Collection entries
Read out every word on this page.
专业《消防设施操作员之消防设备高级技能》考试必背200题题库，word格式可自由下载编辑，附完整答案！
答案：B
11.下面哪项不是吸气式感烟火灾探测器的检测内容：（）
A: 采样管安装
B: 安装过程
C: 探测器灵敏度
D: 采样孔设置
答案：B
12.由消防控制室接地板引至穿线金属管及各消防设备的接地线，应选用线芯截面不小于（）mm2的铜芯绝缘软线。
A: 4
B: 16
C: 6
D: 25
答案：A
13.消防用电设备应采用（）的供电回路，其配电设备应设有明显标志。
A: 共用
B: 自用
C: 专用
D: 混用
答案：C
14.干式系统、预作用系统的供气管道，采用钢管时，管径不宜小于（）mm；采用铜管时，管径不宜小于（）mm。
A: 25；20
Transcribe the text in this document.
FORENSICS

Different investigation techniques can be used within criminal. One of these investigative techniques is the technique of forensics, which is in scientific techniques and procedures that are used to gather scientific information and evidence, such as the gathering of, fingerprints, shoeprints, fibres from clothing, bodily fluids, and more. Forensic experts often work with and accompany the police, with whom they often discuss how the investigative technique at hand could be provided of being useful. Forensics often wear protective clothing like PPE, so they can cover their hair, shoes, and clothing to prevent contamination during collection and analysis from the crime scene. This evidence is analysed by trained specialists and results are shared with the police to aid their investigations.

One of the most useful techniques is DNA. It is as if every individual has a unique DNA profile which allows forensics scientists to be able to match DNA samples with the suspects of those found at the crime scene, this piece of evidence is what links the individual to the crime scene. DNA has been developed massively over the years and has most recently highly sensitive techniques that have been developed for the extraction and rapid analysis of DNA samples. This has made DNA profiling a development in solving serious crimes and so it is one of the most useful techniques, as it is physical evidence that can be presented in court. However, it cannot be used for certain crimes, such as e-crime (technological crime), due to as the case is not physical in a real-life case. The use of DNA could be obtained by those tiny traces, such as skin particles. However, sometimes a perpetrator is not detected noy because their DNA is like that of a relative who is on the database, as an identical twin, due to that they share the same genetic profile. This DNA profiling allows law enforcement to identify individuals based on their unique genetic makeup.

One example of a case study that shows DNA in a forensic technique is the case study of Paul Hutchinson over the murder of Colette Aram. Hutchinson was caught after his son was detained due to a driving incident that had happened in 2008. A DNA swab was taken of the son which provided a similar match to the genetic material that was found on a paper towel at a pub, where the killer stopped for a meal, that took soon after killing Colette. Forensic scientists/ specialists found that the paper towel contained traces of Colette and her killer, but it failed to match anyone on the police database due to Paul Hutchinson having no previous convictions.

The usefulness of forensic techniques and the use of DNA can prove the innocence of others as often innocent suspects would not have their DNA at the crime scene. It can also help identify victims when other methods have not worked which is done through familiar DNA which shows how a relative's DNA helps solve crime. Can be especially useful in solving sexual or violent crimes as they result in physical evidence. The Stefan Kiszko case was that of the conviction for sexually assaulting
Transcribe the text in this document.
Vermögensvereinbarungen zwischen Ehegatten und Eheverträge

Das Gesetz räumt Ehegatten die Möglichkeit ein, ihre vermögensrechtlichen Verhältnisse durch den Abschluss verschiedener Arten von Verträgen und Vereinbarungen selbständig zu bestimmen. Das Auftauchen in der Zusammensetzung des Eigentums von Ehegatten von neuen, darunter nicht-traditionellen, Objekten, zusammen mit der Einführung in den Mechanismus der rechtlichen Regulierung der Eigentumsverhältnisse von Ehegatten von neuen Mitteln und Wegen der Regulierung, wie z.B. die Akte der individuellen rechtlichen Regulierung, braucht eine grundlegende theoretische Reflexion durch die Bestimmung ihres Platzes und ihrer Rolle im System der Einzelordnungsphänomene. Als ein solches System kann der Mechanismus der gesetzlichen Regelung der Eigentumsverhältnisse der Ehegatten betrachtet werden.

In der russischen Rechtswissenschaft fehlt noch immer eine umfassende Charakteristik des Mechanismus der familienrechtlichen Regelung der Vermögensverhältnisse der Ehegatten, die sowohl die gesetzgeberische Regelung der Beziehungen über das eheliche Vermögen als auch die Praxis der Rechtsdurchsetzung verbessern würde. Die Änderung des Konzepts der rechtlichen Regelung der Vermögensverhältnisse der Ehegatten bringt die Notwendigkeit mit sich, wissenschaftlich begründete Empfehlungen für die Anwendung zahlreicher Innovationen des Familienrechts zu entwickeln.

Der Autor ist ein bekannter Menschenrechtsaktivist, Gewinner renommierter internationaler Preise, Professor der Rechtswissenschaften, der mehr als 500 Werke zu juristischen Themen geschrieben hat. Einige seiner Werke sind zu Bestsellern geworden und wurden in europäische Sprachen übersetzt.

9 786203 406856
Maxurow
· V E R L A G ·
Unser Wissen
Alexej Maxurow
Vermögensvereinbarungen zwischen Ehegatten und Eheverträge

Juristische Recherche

» **What you will do**:
Each line of the material should be echoed exactly.

» **Final result**:
Read out every word on this page.
专业《消防设施操作员之消防设备高级技能》考试必背200题题库，word格式可自由下载编辑，附完整答案！
答案：B
11.下面哪项不是吸气式感烟火灾探测器的检测内容：（）
A: 采样管安装
B: 安装过程
C: 探测器灵敏度
D: 采样孔设置
答案：B
12.由消防控制室接地板引至穿线金属管及各消防设备的接地线，应选用线芯截面不小于（）mm2的铜芯绝缘软线。
A: 4
B: 16
C: 6
D: 25
答案：A
13.消防用电设备应采用（）的供电回路，其配电设备应设有明显标志。
A: 共用
B: 自用
C: 专用
D: 混用
答案：C
14.干式系统、预作用系统的供气管道，采用钢管时，管径不宜小于（）mm；采用铜管时，管径不宜小于（）mm。
A: 25；20
Transcribe the text in this document.
FORENSICS

Different investigation techniques can be used within criminal. One of these investigative techniques is the technique of forensics, which is in scientific techniques and procedures that are used to gather scientific information and evidence, such as the gathering of, fingerprints, shoeprints, fibres from clothing, bodily fluids, and more. Forensic experts often work with and accompany the police, with whom they often discuss how the investigative technique at hand could be provided of being useful. Forensics often wear protective clothing like PPE, so they can cover their hair, shoes, and clothing to prevent contamination during collection and analysis from the crime scene. This evidence is analysed by trained specialists and results are shared with the police to aid their investigations.

One of the most useful techniques is DNA. It is as if every individual has a unique DNA profile which allows forensics scientists to be able to match DNA samples with the suspects of those found at the crime scene, this piece of evidence is what links the individual to the crime scene. DNA has been developed massively over the years and has most recently highly sensitive techniques that have been developed for the extraction and rapid analysis of DNA samples. This has made DNA profiling a development in solving serious crimes and so it is one of the most useful techniques, as it is physical evidence that can be presented in court. However, it cannot be used for certain crimes, such as e-crime (technological crime), due to as the case is not physical in a real-life case. The use of DNA could be obtained by those tiny traces, such as skin particles. However, sometimes a perpetrator is not detected noy because their DNA is like that of a relative who is on the database, as an identical twin, due to that they share the same genetic profile. This DNA profiling allows law enforcement to identify individuals based on their unique genetic makeup.

One example of a case study that shows DNA in a forensic technique is the case study of Paul Hutchinson over the murder of Colette Aram. Hutchinson was caught after his son was detained due to a driving incident that had happened in 2008. A DNA swab was taken of the son which provided a similar match to the genetic material that was found on a paper towel at a pub, where the killer stopped for a meal, that took soon after killing Colette. Forensic scientists/ specialists found that the paper towel contained traces of Colette and her killer, but it failed to match anyone on the police database due to Paul Hutchinson having no previous convictions.

The usefulness of forensic techniques and the use of DNA can prove the innocence of others as often innocent suspects would not have their DNA at the crime scene. It can also help identify victims when other methods have not worked which is done through familiar DNA which shows how a relative's DNA helps solve crime. Can be especially useful in solving sexual or violent crimes as they result in physical evidence. The Stefan Kiszko case was that of the conviction for sexually assaulting
Transcribe the text in this document.
Vermögensvereinbarungen zwischen Ehegatten und Eheverträge

Das Gesetz räumt Ehegatten die Möglichkeit ein, ihre vermögensrechtlichen Verhältnisse durch den Abschluss verschiedener Arten von Verträgen und Vereinbarungen selbständig zu bestimmen. Das Auftauchen in der Zusammensetzung des Eigentums von Ehegatten von neuen, darunter nicht-traditionellen, Objekten, zusammen mit der Einführung in den Mechanismus der rechtlichen Regulierung der Eigentumsverhältnisse von Ehegatten von neuen Mitteln und Wegen der Regulierung, wie z.B. die Akte der individuellen rechtlichen Regulierung, braucht eine grundlegende theoretische Reflexion durch die Bestimmung ihres Platzes und ihrer Rolle im System der Einzelordnungsphänomene. Als ein solches System kann der Mechanismus der gesetzlichen Regelung der Eigentumsverhältnisse der Ehegatten betrachtet werden.

In der russischen Rechtswissenschaft fehlt noch immer eine umfassende Charakteristik des Mechanismus der familienrechtlichen Regelung der Vermögensverhältnisse der Ehegatten, die sowohl die gesetzgeberische Regelung der Beziehungen über das eheliche Vermögen als auch die Praxis der Rechtsdurchsetzung verbessern würde. Die Änderung des Konzepts der rechtlichen Regelung der Vermögensverhältnisse der Ehegatten bringt die Notwendigkeit mit sich, wissenschaftlich begründete Empfehlungen für die Anwendung zahlreicher Innovationen des Familienrechts zu entwickeln.

Der Autor ist ein bekannter Menschenrechtsaktivist, Gewinner renommierter internationaler Preise, Professor der Rechtswissenschaften, der mehr als 500 Werke zu juristischen Themen geschrieben hat. Einige seiner Werke sind zu Bestsellern geworden und wurden in europäische Sprachen übersetzt.

9 786203 406856
Maxurow
· V E R L A G ·
Unser Wissen
Alexej Maxurow
Vermögensvereinbarungen zwischen Ehegatten und Eheverträge

Juristische Recherche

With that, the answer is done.